* **WRITTEN PROBLEM**: Give the records back in full, exactly as they read.

* **GIVEN ENTRIES**:

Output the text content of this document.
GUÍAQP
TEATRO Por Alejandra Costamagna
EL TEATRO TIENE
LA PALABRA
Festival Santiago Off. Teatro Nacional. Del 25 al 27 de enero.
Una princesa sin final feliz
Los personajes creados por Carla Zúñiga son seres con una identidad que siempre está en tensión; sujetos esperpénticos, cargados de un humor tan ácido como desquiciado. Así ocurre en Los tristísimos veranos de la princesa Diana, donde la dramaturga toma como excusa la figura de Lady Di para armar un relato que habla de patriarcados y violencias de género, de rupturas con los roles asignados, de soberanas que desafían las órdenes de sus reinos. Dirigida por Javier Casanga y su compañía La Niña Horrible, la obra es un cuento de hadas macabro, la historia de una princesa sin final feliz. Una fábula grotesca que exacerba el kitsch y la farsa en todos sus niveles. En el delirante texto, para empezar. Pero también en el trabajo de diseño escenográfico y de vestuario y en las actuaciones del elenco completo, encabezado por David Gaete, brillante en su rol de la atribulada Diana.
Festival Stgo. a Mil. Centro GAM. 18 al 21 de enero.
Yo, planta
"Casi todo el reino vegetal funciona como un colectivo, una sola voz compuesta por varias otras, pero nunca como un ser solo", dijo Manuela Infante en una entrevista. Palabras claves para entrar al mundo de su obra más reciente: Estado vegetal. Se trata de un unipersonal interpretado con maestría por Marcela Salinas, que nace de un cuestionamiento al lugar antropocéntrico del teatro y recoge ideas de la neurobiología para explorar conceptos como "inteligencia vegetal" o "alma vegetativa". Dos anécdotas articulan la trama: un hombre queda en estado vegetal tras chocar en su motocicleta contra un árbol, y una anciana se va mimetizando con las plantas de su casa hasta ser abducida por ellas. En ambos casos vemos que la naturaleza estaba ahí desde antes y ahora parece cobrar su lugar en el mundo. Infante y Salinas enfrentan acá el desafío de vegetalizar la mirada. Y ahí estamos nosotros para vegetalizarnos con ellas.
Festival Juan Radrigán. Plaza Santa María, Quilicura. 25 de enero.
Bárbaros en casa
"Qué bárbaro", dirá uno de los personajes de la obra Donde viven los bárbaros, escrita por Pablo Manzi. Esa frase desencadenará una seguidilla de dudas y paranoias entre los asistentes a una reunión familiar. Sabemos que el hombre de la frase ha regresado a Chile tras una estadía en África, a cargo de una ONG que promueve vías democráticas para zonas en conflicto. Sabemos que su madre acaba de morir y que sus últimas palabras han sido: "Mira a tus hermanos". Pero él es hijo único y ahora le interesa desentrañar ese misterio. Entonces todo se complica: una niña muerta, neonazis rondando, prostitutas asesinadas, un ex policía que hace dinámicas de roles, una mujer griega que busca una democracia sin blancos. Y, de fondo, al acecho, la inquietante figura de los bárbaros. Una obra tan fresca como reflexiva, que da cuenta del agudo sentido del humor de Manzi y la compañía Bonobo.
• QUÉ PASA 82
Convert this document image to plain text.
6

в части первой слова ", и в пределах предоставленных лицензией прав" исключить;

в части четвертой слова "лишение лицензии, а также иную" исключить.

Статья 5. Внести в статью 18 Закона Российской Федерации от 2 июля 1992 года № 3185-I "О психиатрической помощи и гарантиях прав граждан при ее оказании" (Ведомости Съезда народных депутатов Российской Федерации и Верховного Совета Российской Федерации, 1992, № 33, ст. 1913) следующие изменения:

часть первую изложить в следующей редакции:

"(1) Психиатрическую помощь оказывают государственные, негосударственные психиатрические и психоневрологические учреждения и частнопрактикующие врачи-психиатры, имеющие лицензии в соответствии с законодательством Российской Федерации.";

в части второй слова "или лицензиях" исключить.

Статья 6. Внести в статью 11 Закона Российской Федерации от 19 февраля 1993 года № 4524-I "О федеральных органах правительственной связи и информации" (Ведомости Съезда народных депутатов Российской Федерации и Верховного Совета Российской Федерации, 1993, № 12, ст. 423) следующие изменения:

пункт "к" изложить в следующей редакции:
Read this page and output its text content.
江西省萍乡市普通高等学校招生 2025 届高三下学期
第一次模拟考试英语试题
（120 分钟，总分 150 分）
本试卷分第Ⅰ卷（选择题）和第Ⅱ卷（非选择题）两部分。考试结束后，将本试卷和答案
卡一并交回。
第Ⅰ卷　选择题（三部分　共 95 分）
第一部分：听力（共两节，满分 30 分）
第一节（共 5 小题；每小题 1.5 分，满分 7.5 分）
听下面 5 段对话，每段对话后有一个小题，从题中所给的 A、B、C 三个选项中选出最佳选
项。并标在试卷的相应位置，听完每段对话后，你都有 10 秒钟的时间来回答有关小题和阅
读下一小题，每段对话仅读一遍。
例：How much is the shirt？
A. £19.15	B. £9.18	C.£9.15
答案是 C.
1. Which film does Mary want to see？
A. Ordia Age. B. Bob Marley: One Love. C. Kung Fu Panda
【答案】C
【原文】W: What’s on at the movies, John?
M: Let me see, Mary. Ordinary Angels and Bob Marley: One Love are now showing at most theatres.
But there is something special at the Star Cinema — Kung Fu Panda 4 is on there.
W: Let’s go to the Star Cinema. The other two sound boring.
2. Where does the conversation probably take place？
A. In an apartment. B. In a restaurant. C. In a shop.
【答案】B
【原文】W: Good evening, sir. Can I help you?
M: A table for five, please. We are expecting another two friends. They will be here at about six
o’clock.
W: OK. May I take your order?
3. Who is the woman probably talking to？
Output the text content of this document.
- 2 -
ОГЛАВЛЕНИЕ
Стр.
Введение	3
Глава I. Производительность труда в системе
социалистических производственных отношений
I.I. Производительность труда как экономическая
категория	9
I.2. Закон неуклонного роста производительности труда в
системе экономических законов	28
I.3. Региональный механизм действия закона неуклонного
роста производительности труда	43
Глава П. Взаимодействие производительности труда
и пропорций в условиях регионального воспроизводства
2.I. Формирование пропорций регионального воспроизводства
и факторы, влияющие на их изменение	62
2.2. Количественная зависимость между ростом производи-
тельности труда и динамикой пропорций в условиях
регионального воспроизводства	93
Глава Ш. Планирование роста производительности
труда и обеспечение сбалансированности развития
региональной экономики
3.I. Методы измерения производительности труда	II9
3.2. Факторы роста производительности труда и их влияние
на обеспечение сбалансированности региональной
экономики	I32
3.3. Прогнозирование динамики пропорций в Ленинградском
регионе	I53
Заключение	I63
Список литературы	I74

* **RESULT FOR THIS EXERCISE**:
Output the text content of this document.
GUÍAQP
TEATRO Por Alejandra Costamagna
EL TEATRO TIENE
LA PALABRA
Festival Santiago Off. Teatro Nacional. Del 25 al 27 de enero.
Una princesa sin final feliz
Los personajes creados por Carla Zúñiga son seres con una identidad que siempre está en tensión; sujetos esperpénticos, cargados de un humor tan ácido como desquiciado. Así ocurre en Los tristísimos veranos de la princesa Diana, donde la dramaturga toma como excusa la figura de Lady Di para armar un relato que habla de patriarcados y violencias de género, de rupturas con los roles asignados, de soberanas que desafían las órdenes de sus reinos. Dirigida por Javier Casanga y su compañía La Niña Horrible, la obra es un cuento de hadas macabro, la historia de una princesa sin final feliz. Una fábula grotesca que exacerba el kitsch y la farsa en todos sus niveles. En el delirante texto, para empezar. Pero también en el trabajo de diseño escenográfico y de vestuario y en las actuaciones del elenco completo, encabezado por David Gaete, brillante en su rol de la atribulada Diana.
Festival Stgo. a Mil. Centro GAM. 18 al 21 de enero.
Yo, planta
"Casi todo el reino vegetal funciona como un colectivo, una sola voz compuesta por varias otras, pero nunca como un ser solo", dijo Manuela Infante en una entrevista. Palabras claves para entrar al mundo de su obra más reciente: Estado vegetal. Se trata de un unipersonal interpretado con maestría por Marcela Salinas, que nace de un cuestionamiento al lugar antropocéntrico del teatro y recoge ideas de la neurobiología para explorar conceptos como "inteligencia vegetal" o "alma vegetativa". Dos anécdotas articulan la trama: un hombre queda en estado vegetal tras chocar en su motocicleta contra un árbol, y una anciana se va mimetizando con las plantas de su casa hasta ser abducida por ellas. En ambos casos vemos que la naturaleza estaba ahí desde antes y ahora parece cobrar su lugar en el mundo. Infante y Salinas enfrentan acá el desafío de vegetalizar la mirada. Y ahí estamos nosotros para vegetalizarnos con ellas.
Festival Juan Radrigán. Plaza Santa María, Quilicura. 25 de enero.
Bárbaros en casa
"Qué bárbaro", dirá uno de los personajes de la obra Donde viven los bárbaros, escrita por Pablo Manzi. Esa frase desencadenará una seguidilla de dudas y paranoias entre los asistentes a una reunión familiar. Sabemos que el hombre de la frase ha regresado a Chile tras una estadía en África, a cargo de una ONG que promueve vías democráticas para zonas en conflicto. Sabemos que su madre acaba de morir y que sus últimas palabras han sido: "Mira a tus hermanos". Pero él es hijo único y ahora le interesa desentrañar ese misterio. Entonces todo se complica: una niña muerta, neonazis rondando, prostitutas asesinadas, un ex policía que hace dinámicas de roles, una mujer griega que busca una democracia sin blancos. Y, de fondo, al acecho, la inquietante figura de los bárbaros. Una obra tan fresca como reflexiva, que da cuenta del agudo sentido del humor de Manzi y la compañía Bonobo.
• QUÉ PASA 82
Convert this document image to plain text.
6

в части первой слова ", и в пределах предоставленных лицензией прав" исключить;

в части четвертой слова "лишение лицензии, а также иную" исключить.

Статья 5. Внести в статью 18 Закона Российской Федерации от 2 июля 1992 года № 3185-I "О психиатрической помощи и гарантиях прав граждан при ее оказании" (Ведомости Съезда народных депутатов Российской Федерации и Верховного Совета Российской Федерации, 1992, № 33, ст. 1913) следующие изменения:

часть первую изложить в следующей редакции:

"(1) Психиатрическую помощь оказывают государственные, негосударственные психиатрические и психоневрологические учреждения и частнопрактикующие врачи-психиатры, имеющие лицензии в соответствии с законодательством Российской Федерации.";

в части второй слова "или лицензиях" исключить.

Статья 6. Внести в статью 11 Закона Российской Федерации от 19 февраля 1993 года № 4524-I "О федеральных органах правительственной связи и информации" (Ведомости Съезда народных депутатов Российской Федерации и Верховного Совета Российской Федерации, 1993, № 12, ст. 423) следующие изменения:

пункт "к" изложить в следующей редакции:
Read this page and output its text content.
江西省萍乡市普通高等学校招生 2025 届高三下学期
第一次模拟考试英语试题
（120 分钟，总分 150 分）
本试卷分第Ⅰ卷（选择题）和第Ⅱ卷（非选择题）两部分。考试结束后，将本试卷和答案
卡一并交回。
第Ⅰ卷　选择题（三部分　共 95 分）
第一部分：听力（共两节，满分 30 分）
第一节（共 5 小题；每小题 1.5 分，满分 7.5 分）
听下面 5 段对话，每段对话后有一个小题，从题中所给的 A、B、C 三个选项中选出最佳选
项。并标在试卷的相应位置，听完每段对话后，你都有 10 秒钟的时间来回答有关小题和阅
读下一小题，每段对话仅读一遍。
例：How much is the shirt？
A. £19.15	B. £9.18	C.£9.15
答案是 C.
1. Which film does Mary want to see？
A. Ordia Age. B. Bob Marley: One Love. C. Kung Fu Panda
【答案】C
【原文】W: What’s on at the movies, John?
M: Let me see, Mary. Ordinary Angels and Bob Marley: One Love are now showing at most theatres.
But there is something special at the Star Cinema — Kung Fu Panda 4 is on there.
W: Let’s go to the Star Cinema. The other two sound boring.
2. Where does the conversation probably take place？
A. In an apartment. B. In a restaurant. C. In a shop.
【答案】B
【原文】W: Good evening, sir. Can I help you?
M: A table for five, please. We are expecting another two friends. They will be here at about six
o’clock.
W: OK. May I take your order?
3. Who is the woman probably talking to？
Output the text content of this document.
- 2 -
ОГЛАВЛЕНИЕ
Стр.
Введение	3
Глава I. Производительность труда в системе
социалистических производственных отношений
I.I. Производительность труда как экономическая
категория	9
I.2. Закон неуклонного роста производительности труда в
системе экономических законов	28
I.3. Региональный механизм действия закона неуклонного
роста производительности труда	43
Глава П. Взаимодействие производительности труда
и пропорций в условиях регионального воспроизводства
2.I. Формирование пропорций регионального воспроизводства
и факторы, влияющие на их изменение	62
2.2. Количественная зависимость между ростом производи-
тельности труда и динамикой пропорций в условиях
регионального воспроизводства	93
Глава Ш. Планирование роста производительности
труда и обеспечение сбалансированности развития
региональной экономики
3.I. Методы измерения производительности труда	II9
3.2. Факторы роста производительности труда и их влияние
на обеспечение сбалансированности региональной
экономики	I32
3.3. Прогнозирование динамики пропорций в Ленинградском
регионе	I53
Заключение	I63
Список литературы	I74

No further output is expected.